**OBJECTIVE**
Every line holding the word "What" counts once. Give the total, nothing more.

───

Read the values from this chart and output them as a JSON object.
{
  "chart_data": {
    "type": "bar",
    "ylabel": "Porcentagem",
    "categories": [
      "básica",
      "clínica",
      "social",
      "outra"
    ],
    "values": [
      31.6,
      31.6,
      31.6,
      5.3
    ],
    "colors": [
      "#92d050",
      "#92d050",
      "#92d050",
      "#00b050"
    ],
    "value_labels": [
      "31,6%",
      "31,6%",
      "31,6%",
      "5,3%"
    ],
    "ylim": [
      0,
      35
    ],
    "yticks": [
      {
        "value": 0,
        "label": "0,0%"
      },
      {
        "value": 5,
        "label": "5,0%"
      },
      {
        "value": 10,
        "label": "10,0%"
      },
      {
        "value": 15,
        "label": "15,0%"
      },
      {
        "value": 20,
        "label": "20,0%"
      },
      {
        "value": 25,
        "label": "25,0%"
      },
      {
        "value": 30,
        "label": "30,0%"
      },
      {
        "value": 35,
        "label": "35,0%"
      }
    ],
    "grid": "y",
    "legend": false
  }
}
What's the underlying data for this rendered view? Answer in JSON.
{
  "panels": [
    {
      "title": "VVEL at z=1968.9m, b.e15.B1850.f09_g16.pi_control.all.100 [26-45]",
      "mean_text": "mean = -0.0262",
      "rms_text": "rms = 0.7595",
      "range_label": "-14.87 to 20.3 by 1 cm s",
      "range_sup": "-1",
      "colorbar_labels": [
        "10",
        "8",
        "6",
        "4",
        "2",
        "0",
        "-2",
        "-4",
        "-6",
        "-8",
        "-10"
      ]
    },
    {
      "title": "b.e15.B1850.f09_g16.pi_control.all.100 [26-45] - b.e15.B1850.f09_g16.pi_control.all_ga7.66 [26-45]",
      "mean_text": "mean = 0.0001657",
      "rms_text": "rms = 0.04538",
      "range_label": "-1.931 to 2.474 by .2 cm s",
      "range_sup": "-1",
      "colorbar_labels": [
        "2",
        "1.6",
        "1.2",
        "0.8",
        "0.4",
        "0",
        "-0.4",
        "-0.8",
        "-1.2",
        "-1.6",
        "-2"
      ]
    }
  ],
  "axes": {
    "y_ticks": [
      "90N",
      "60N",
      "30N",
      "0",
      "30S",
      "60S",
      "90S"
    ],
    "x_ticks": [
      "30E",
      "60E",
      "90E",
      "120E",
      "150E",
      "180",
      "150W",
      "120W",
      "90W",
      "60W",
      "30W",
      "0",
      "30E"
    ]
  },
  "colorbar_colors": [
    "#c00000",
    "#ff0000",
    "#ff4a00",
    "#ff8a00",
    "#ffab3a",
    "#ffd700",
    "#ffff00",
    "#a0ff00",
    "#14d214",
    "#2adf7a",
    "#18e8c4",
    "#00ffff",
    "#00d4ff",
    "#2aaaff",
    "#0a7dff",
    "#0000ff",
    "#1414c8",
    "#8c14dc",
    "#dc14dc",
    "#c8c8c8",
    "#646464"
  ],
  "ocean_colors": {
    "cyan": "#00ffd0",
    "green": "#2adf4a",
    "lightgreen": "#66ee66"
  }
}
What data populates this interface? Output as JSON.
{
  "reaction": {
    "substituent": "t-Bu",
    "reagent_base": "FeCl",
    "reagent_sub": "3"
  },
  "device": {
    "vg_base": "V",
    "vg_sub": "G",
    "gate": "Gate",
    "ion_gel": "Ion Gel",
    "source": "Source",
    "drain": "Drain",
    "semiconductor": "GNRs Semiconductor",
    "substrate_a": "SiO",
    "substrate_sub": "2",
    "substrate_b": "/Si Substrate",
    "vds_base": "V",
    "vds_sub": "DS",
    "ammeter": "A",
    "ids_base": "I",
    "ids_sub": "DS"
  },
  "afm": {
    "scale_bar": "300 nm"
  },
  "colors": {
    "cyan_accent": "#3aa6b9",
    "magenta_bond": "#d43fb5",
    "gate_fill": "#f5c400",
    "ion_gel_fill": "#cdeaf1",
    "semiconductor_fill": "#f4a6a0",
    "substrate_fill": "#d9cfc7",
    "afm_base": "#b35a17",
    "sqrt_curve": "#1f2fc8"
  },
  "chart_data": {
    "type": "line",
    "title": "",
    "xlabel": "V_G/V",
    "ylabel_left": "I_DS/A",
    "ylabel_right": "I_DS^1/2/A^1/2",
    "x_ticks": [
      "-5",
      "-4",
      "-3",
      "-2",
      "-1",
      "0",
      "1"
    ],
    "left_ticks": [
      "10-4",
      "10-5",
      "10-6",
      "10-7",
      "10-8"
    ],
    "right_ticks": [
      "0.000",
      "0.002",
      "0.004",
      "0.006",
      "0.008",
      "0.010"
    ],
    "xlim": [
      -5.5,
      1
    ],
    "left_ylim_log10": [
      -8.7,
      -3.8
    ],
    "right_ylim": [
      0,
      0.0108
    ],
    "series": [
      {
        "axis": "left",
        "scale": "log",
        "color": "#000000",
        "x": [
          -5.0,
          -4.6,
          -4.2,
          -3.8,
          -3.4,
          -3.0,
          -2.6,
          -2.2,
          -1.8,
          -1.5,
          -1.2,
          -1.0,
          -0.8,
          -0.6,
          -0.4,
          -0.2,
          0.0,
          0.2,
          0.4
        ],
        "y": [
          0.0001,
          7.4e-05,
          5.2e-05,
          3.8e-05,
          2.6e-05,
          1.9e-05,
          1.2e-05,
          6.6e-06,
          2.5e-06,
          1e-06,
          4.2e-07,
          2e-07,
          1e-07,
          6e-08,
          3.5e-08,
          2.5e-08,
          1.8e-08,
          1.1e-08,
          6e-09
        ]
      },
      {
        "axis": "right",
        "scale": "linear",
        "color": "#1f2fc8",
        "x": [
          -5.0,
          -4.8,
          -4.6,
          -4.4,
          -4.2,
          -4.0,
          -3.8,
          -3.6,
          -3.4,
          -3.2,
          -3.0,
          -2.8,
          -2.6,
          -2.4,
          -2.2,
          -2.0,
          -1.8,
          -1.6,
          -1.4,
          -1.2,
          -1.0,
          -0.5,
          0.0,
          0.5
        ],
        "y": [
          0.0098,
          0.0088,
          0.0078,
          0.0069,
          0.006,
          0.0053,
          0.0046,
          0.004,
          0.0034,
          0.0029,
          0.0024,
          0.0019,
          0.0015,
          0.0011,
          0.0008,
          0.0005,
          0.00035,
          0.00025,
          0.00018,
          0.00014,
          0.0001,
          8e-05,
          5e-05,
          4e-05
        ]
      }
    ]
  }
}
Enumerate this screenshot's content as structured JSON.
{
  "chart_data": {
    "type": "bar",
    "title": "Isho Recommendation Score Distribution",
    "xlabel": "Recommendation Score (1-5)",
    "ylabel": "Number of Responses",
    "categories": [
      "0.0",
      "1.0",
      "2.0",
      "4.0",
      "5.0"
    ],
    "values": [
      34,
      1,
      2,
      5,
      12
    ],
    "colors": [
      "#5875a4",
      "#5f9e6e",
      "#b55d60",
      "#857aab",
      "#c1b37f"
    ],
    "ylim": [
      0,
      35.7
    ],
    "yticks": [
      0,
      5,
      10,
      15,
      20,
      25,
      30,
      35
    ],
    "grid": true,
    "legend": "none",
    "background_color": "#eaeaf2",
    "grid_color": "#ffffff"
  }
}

───

**REPLY**
2